=== WHAT YOU ARE ASKED TO DO ===
Retype each line of the material exactly, please, skipping any picture in it.

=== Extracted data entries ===
****************

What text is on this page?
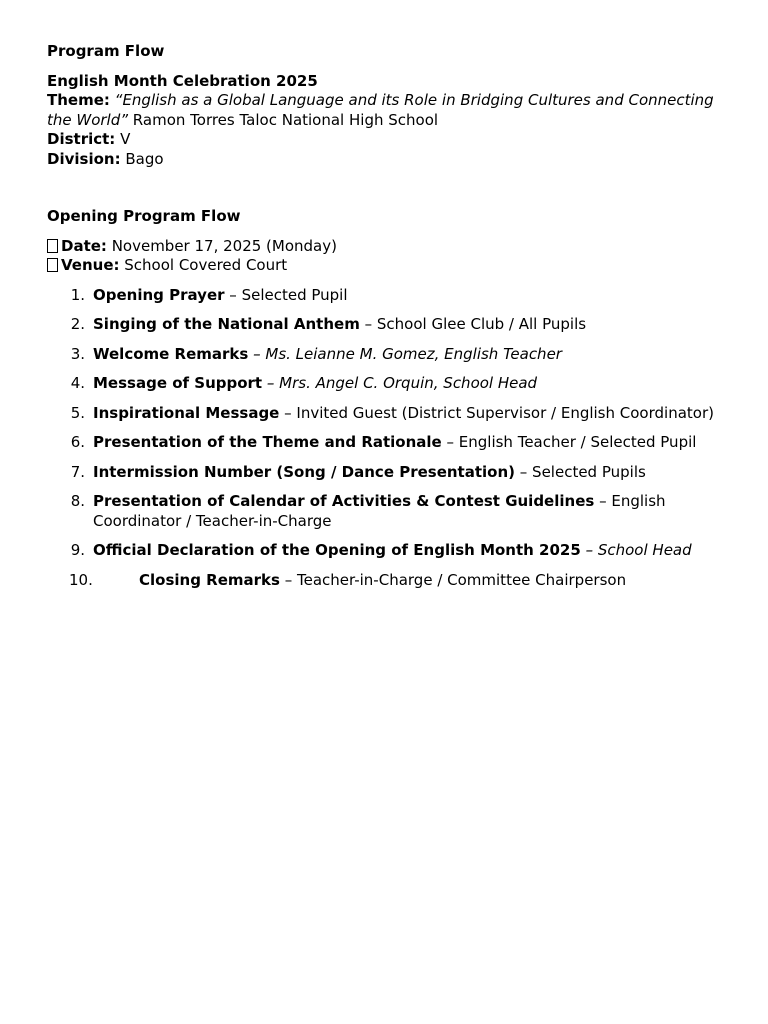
Program Flow

English Month Celebration 2025

Theme: “English as a Global Language and its Role in Bridging Cultures and Connecting the World” Ramon Torres Taloc National High School

District: V

Division: Bago

Opening Program Flow

Date: November 17, 2025 (Monday)

Venue: School Covered Court

1. Opening Prayer – Selected Pupil
2. Singing of the National Anthem – School Glee Club / All Pupils
3. Welcome Remarks – Ms. Leianne M. Gomez, English Teacher
4. Message of Support – Mrs. Angel C. Orquin, School Head
5. Inspirational Message – Invited Guest (District Supervisor / English Coordinator)
6. Presentation of the Theme and Rationale – English Teacher / Selected Pupil
7. Intermission Number (Song / Dance Presentation) – Selected Pupils
8. Presentation of Calendar of Activities & Contest Guidelines – English Coordinator / Teacher-in-Charge
9. Official Declaration of the Opening of English Month 2025 – School Head
10.	Closing Remarks – Teacher-in-Charge / Committee Chairperson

****************

=== COMPLETED EXERCISE ===
What text is on this page?
Program Flow

English Month Celebration 2025

Theme: “English as a Global Language and its Role in Bridging Cultures and Connecting the World” Ramon Torres Taloc National High School

District: V

Division: Bago

Opening Program Flow

Date: November 17, 2025 (Monday)

Venue: School Covered Court

1. Opening Prayer – Selected Pupil
2. Singing of the National Anthem – School Glee Club / All Pupils
3. Welcome Remarks – Ms. Leianne M. Gomez, English Teacher
4. Message of Support – Mrs. Angel C. Orquin, School Head
5. Inspirational Message – Invited Guest (District Supervisor / English Coordinator)
6. Presentation of the Theme and Rationale – English Teacher / Selected Pupil
7. Intermission Number (Song / Dance Presentation) – Selected Pupils
8. Presentation of Calendar of Activities & Contest Guidelines – English Coordinator / Teacher-in-Charge
9. Official Declaration of the Opening of English Month 2025 – School Head
10.	Closing Remarks – Teacher-in-Charge / Committee Chairperson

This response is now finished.